Exercise materials

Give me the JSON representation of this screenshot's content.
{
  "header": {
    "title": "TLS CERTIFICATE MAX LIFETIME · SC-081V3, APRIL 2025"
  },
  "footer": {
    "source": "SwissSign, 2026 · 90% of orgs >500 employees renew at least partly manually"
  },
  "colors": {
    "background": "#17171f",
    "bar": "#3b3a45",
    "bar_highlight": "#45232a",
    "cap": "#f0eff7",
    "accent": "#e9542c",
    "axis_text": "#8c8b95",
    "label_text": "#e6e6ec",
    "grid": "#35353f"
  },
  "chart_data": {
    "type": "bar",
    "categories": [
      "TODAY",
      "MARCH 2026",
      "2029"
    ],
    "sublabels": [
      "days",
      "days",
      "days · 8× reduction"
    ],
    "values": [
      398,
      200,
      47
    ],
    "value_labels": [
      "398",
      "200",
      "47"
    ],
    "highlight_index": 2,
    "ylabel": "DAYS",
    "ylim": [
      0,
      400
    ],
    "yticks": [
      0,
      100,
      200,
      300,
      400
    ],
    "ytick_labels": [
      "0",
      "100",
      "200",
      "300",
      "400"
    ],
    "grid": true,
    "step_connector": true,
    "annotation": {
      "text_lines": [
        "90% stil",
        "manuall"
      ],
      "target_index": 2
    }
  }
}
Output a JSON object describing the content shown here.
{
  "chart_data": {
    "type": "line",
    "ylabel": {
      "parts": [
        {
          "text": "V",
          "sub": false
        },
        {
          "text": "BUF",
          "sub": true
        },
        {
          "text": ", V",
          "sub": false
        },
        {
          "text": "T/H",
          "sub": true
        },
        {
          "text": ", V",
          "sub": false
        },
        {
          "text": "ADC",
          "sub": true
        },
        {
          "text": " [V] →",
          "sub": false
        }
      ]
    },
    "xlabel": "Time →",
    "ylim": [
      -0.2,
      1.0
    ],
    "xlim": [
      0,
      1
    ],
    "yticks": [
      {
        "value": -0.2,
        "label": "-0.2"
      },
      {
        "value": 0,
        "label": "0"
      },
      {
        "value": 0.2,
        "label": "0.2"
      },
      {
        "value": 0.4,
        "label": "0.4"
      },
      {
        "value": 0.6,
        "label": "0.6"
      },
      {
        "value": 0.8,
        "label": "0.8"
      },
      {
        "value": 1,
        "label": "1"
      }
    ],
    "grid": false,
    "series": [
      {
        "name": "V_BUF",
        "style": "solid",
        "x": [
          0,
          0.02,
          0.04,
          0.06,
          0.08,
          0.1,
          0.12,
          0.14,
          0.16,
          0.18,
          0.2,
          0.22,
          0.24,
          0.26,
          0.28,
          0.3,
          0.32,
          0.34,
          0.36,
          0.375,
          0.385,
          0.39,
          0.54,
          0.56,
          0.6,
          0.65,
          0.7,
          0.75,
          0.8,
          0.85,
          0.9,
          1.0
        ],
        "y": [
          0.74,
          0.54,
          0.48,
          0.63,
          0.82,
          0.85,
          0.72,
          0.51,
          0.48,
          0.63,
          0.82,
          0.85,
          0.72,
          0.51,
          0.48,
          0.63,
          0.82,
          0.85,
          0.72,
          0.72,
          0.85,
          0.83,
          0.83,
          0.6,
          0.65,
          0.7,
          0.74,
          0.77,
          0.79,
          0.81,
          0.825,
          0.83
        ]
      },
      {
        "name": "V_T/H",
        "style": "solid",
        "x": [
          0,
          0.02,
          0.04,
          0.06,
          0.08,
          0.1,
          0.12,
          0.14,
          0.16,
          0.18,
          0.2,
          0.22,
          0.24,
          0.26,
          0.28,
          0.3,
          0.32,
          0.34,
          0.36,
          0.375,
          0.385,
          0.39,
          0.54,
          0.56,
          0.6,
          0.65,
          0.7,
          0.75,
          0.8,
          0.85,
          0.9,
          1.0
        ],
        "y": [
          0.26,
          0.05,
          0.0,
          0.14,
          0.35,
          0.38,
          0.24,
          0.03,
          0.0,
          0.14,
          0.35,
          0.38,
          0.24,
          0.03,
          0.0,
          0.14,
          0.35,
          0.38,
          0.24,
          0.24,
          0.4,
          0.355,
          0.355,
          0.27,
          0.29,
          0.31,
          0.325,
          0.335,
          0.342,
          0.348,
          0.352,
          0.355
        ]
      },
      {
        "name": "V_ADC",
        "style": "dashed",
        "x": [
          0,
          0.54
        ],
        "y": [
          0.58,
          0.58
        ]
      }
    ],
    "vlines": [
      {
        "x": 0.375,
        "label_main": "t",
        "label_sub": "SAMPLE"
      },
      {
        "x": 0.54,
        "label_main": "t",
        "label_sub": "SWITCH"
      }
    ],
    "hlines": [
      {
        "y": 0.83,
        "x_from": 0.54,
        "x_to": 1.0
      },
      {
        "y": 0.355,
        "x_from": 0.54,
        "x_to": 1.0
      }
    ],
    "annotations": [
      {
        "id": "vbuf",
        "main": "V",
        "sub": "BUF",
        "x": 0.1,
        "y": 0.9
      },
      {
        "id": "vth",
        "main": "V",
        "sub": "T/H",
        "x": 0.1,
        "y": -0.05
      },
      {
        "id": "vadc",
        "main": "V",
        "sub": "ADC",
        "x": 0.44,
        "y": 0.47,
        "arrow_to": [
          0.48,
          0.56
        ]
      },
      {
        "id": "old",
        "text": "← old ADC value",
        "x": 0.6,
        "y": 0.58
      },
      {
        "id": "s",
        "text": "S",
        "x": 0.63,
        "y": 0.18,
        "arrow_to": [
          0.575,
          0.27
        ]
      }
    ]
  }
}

Exercise description
Quote all the records. Keep every word exact.

Finished answer
Give me the JSON representation of this screenshot's content.
{
  "header": {
    "title": "TLS CERTIFICATE MAX LIFETIME · SC-081V3, APRIL 2025"
  },
  "footer": {
    "source": "SwissSign, 2026 · 90% of orgs >500 employees renew at least partly manually"
  },
  "colors": {
    "background": "#17171f",
    "bar": "#3b3a45",
    "bar_highlight": "#45232a",
    "cap": "#f0eff7",
    "accent": "#e9542c",
    "axis_text": "#8c8b95",
    "label_text": "#e6e6ec",
    "grid": "#35353f"
  },
  "chart_data": {
    "type": "bar",
    "categories": [
      "TODAY",
      "MARCH 2026",
      "2029"
    ],
    "sublabels": [
      "days",
      "days",
      "days · 8× reduction"
    ],
    "values": [
      398,
      200,
      47
    ],
    "value_labels": [
      "398",
      "200",
      "47"
    ],
    "highlight_index": 2,
    "ylabel": "DAYS",
    "ylim": [
      0,
      400
    ],
    "yticks": [
      0,
      100,
      200,
      300,
      400
    ],
    "ytick_labels": [
      "0",
      "100",
      "200",
      "300",
      "400"
    ],
    "grid": true,
    "step_connector": true,
    "annotation": {
      "text_lines": [
        "90% stil",
        "manuall"
      ],
      "target_index": 2
    }
  }
}
Output a JSON object describing the content shown here.
{
  "chart_data": {
    "type": "line",
    "ylabel": {
      "parts": [
        {
          "text": "V",
          "sub": false
        },
        {
          "text": "BUF",
          "sub": true
        },
        {
          "text": ", V",
          "sub": false
        },
        {
          "text": "T/H",
          "sub": true
        },
        {
          "text": ", V",
          "sub": false
        },
        {
          "text": "ADC",
          "sub": true
        },
        {
          "text": " [V] →",
          "sub": false
        }
      ]
    },
    "xlabel": "Time →",
    "ylim": [
      -0.2,
      1.0
    ],
    "xlim": [
      0,
      1
    ],
    "yticks": [
      {
        "value": -0.2,
        "label": "-0.2"
      },
      {
        "value": 0,
        "label": "0"
      },
      {
        "value": 0.2,
        "label": "0.2"
      },
      {
        "value": 0.4,
        "label": "0.4"
      },
      {
        "value": 0.6,
        "label": "0.6"
      },
      {
        "value": 0.8,
        "label": "0.8"
      },
      {
        "value": 1,
        "label": "1"
      }
    ],
    "grid": false,
    "series": [
      {
        "name": "V_BUF",
        "style": "solid",
        "x": [
          0,
          0.02,
          0.04,
          0.06,
          0.08,
          0.1,
          0.12,
          0.14,
          0.16,
          0.18,
          0.2,
          0.22,
          0.24,
          0.26,
          0.28,
          0.3,
          0.32,
          0.34,
          0.36,
          0.375,
          0.385,
          0.39,
          0.54,
          0.56,
          0.6,
          0.65,
          0.7,
          0.75,
          0.8,
          0.85,
          0.9,
          1.0
        ],
        "y": [
          0.74,
          0.54,
          0.48,
          0.63,
          0.82,
          0.85,
          0.72,
          0.51,
          0.48,
          0.63,
          0.82,
          0.85,
          0.72,
          0.51,
          0.48,
          0.63,
          0.82,
          0.85,
          0.72,
          0.72,
          0.85,
          0.83,
          0.83,
          0.6,
          0.65,
          0.7,
          0.74,
          0.77,
          0.79,
          0.81,
          0.825,
          0.83
        ]
      },
      {
        "name": "V_T/H",
        "style": "solid",
        "x": [
          0,
          0.02,
          0.04,
          0.06,
          0.08,
          0.1,
          0.12,
          0.14,
          0.16,
          0.18,
          0.2,
          0.22,
          0.24,
          0.26,
          0.28,
          0.3,
          0.32,
          0.34,
          0.36,
          0.375,
          0.385,
          0.39,
          0.54,
          0.56,
          0.6,
          0.65,
          0.7,
          0.75,
          0.8,
          0.85,
          0.9,
          1.0
        ],
        "y": [
          0.26,
          0.05,
          0.0,
          0.14,
          0.35,
          0.38,
          0.24,
          0.03,
          0.0,
          0.14,
          0.35,
          0.38,
          0.24,
          0.03,
          0.0,
          0.14,
          0.35,
          0.38,
          0.24,
          0.24,
          0.4,
          0.355,
          0.355,
          0.27,
          0.29,
          0.31,
          0.325,
          0.335,
          0.342,
          0.348,
          0.352,
          0.355
        ]
      },
      {
        "name": "V_ADC",
        "style": "dashed",
        "x": [
          0,
          0.54
        ],
        "y": [
          0.58,
          0.58
        ]
      }
    ],
    "vlines": [
      {
        "x": 0.375,
        "label_main": "t",
        "label_sub": "SAMPLE"
      },
      {
        "x": 0.54,
        "label_main": "t",
        "label_sub": "SWITCH"
      }
    ],
    "hlines": [
      {
        "y": 0.83,
        "x_from": 0.54,
        "x_to": 1.0
      },
      {
        "y": 0.355,
        "x_from": 0.54,
        "x_to": 1.0
      }
    ],
    "annotations": [
      {
        "id": "vbuf",
        "main": "V",
        "sub": "BUF",
        "x": 0.1,
        "y": 0.9
      },
      {
        "id": "vth",
        "main": "V",
        "sub": "T/H",
        "x": 0.1,
        "y": -0.05
      },
      {
        "id": "vadc",
        "main": "V",
        "sub": "ADC",
        "x": 0.44,
        "y": 0.47,
        "arrow_to": [
          0.48,
          0.56
        ]
      },
      {
        "id": "old",
        "text": "← old ADC value",
        "x": 0.6,
        "y": 0.58
      },
      {
        "id": "s",
        "text": "S",
        "x": 0.63,
        "y": 0.18,
        "arrow_to": [
          0.575,
          0.27
        ]
      }
    ]
  }
}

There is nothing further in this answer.